▶ **Problem requirements**: Each line of the material must be repeated precisely, with the pictures left out.

*** Data provided ***

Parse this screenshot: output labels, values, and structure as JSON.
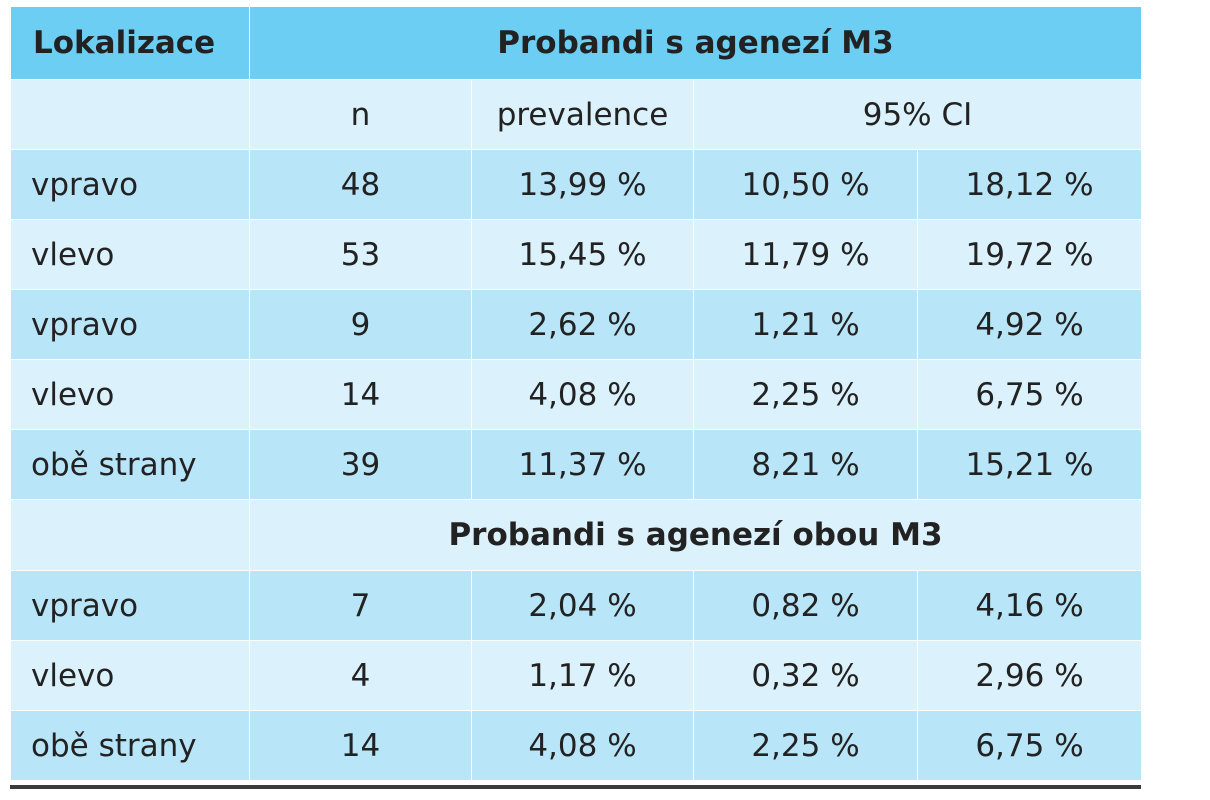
{
  "table": {
    "header": {
      "label": "Lokalizace",
      "group1": "Probandi s agenezí M3"
    },
    "subheader": {
      "n": "n",
      "prevalence": "prevalence",
      "ci": "95% CI"
    },
    "group1_rows": [
      {
        "label": "vpravo",
        "n": "48",
        "prevalence": "13,99 %",
        "ci_low": "10,50 %",
        "ci_high": "18,12 %"
      },
      {
        "label": "vlevo",
        "n": "53",
        "prevalence": "15,45 %",
        "ci_low": "11,79 %",
        "ci_high": "19,72 %"
      },
      {
        "label": "vpravo",
        "n": "9",
        "prevalence": "2,62 %",
        "ci_low": "1,21 %",
        "ci_high": "4,92 %"
      },
      {
        "label": "vlevo",
        "n": "14",
        "prevalence": "4,08 %",
        "ci_low": "2,25 %",
        "ci_high": "6,75 %"
      },
      {
        "label": "obě strany",
        "n": "39",
        "prevalence": "11,37 %",
        "ci_low": "8,21 %",
        "ci_high": "15,21 %"
      }
    ],
    "group2_title": "Probandi s agenezí obou M3",
    "group2_rows": [
      {
        "label": "vpravo",
        "n": "7",
        "prevalence": "2,04 %",
        "ci_low": "0,82 %",
        "ci_high": "4,16 %"
      },
      {
        "label": "vlevo",
        "n": "4",
        "prevalence": "1,17 %",
        "ci_low": "0,32 %",
        "ci_high": "2,96 %"
      },
      {
        "label": "obě strany",
        "n": "14",
        "prevalence": "4,08 %",
        "ci_low": "2,25 %",
        "ci_high": "6,75 %"
      }
    ]
  },
  "colors": {
    "header": "#6ccef2",
    "row_dark": "#b9e5f8",
    "row_light": "#dbf1fc"
  }
}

***

▶ **Reply to the exercise**:
Parse this screenshot: output labels, values, and structure as JSON.
{
  "table": {
    "header": {
      "label": "Lokalizace",
      "group1": "Probandi s agenezí M3"
    },
    "subheader": {
      "n": "n",
      "prevalence": "prevalence",
      "ci": "95% CI"
    },
    "group1_rows": [
      {
        "label": "vpravo",
        "n": "48",
        "prevalence": "13,99 %",
        "ci_low": "10,50 %",
        "ci_high": "18,12 %"
      },
      {
        "label": "vlevo",
        "n": "53",
        "prevalence": "15,45 %",
        "ci_low": "11,79 %",
        "ci_high": "19,72 %"
      },
      {
        "label": "vpravo",
        "n": "9",
        "prevalence": "2,62 %",
        "ci_low": "1,21 %",
        "ci_high": "4,92 %"
      },
      {
        "label": "vlevo",
        "n": "14",
        "prevalence": "4,08 %",
        "ci_low": "2,25 %",
        "ci_high": "6,75 %"
      },
      {
        "label": "obě strany",
        "n": "39",
        "prevalence": "11,37 %",
        "ci_low": "8,21 %",
        "ci_high": "15,21 %"
      }
    ],
    "group2_title": "Probandi s agenezí obou M3",
    "group2_rows": [
      {
        "label": "vpravo",
        "n": "7",
        "prevalence": "2,04 %",
        "ci_low": "0,82 %",
        "ci_high": "4,16 %"
      },
      {
        "label": "vlevo",
        "n": "4",
        "prevalence": "1,17 %",
        "ci_low": "0,32 %",
        "ci_high": "2,96 %"
      },
      {
        "label": "obě strany",
        "n": "14",
        "prevalence": "4,08 %",
        "ci_low": "2,25 %",
        "ci_high": "6,75 %"
      }
    ]
  },
  "colors": {
    "header": "#6ccef2",
    "row_dark": "#b9e5f8",
    "row_light": "#dbf1fc"
  }
}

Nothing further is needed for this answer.